_Exercise details_
Below are records; work out how many of their lines contain "miasta" and give only that number.

_Rows_
-- Start --

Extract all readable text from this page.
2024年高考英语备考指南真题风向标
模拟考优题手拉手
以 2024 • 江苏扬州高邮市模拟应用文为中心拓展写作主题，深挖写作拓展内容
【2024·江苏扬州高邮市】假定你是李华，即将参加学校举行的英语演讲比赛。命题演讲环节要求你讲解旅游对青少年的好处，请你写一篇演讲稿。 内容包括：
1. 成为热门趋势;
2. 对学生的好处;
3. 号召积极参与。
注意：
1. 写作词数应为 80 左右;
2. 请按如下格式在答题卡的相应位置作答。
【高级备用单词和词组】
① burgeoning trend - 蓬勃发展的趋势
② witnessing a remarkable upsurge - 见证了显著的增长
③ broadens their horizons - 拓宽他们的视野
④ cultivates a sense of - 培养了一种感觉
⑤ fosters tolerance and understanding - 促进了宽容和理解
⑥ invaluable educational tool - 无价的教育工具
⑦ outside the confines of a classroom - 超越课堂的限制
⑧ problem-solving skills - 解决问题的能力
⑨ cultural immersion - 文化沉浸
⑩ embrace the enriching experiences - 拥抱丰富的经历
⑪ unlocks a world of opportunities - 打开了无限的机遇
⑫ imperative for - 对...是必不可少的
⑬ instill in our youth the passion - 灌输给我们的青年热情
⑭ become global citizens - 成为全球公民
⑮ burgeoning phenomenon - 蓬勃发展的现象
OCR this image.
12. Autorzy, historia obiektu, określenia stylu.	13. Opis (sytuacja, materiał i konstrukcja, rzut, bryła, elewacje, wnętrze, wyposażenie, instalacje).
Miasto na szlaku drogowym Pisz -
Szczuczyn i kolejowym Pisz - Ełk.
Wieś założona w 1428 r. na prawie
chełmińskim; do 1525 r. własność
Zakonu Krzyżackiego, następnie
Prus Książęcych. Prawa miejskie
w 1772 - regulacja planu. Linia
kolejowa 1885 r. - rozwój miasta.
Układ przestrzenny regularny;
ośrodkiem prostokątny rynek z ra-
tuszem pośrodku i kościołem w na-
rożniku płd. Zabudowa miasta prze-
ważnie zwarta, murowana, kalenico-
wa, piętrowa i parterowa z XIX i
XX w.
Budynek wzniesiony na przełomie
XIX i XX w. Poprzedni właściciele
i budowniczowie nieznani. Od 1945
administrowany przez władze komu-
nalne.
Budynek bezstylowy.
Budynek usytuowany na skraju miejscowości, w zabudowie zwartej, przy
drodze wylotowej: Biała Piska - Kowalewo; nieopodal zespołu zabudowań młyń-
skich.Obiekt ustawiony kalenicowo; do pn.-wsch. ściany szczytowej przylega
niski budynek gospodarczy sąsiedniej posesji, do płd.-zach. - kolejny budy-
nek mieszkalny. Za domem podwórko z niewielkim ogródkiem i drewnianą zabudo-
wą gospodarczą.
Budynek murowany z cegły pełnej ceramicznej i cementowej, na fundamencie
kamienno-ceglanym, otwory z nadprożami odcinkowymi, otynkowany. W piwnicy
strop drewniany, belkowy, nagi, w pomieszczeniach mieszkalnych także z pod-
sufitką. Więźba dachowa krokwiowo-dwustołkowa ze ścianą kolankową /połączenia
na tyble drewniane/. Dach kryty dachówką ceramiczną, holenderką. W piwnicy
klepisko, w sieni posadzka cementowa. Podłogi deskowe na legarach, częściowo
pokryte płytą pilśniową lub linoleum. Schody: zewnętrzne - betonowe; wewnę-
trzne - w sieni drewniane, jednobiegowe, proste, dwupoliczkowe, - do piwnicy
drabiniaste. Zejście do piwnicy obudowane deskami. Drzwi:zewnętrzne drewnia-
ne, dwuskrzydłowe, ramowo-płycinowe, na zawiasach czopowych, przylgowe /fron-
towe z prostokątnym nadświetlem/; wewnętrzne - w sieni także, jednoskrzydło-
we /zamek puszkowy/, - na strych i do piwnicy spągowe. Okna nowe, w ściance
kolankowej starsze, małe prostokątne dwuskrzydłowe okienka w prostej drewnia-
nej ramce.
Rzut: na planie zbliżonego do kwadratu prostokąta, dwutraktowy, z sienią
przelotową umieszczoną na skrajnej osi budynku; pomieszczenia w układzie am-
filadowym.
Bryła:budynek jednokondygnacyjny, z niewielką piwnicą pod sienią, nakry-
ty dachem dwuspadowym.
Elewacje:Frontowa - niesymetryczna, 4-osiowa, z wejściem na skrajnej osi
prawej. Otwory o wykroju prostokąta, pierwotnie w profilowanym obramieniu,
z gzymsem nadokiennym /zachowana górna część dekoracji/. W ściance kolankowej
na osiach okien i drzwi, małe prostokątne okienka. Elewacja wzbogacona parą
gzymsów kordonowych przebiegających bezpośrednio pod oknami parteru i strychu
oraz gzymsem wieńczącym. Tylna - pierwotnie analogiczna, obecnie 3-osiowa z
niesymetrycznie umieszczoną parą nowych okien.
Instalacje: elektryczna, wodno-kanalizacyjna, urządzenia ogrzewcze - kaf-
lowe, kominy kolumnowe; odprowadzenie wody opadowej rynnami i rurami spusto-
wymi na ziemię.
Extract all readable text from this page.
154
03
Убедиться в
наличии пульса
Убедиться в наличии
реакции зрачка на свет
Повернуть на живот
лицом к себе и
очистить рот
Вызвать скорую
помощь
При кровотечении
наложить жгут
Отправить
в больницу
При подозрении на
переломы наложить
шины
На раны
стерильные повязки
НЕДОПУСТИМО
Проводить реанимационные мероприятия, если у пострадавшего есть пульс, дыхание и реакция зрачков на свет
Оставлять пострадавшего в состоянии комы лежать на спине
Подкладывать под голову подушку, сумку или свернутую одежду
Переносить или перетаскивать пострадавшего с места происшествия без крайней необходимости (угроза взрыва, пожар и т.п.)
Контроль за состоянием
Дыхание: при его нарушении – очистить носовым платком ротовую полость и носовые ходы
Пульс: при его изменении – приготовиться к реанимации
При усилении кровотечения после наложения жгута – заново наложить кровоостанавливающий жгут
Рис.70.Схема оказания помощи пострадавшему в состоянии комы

-- End --

_Problem solution_
2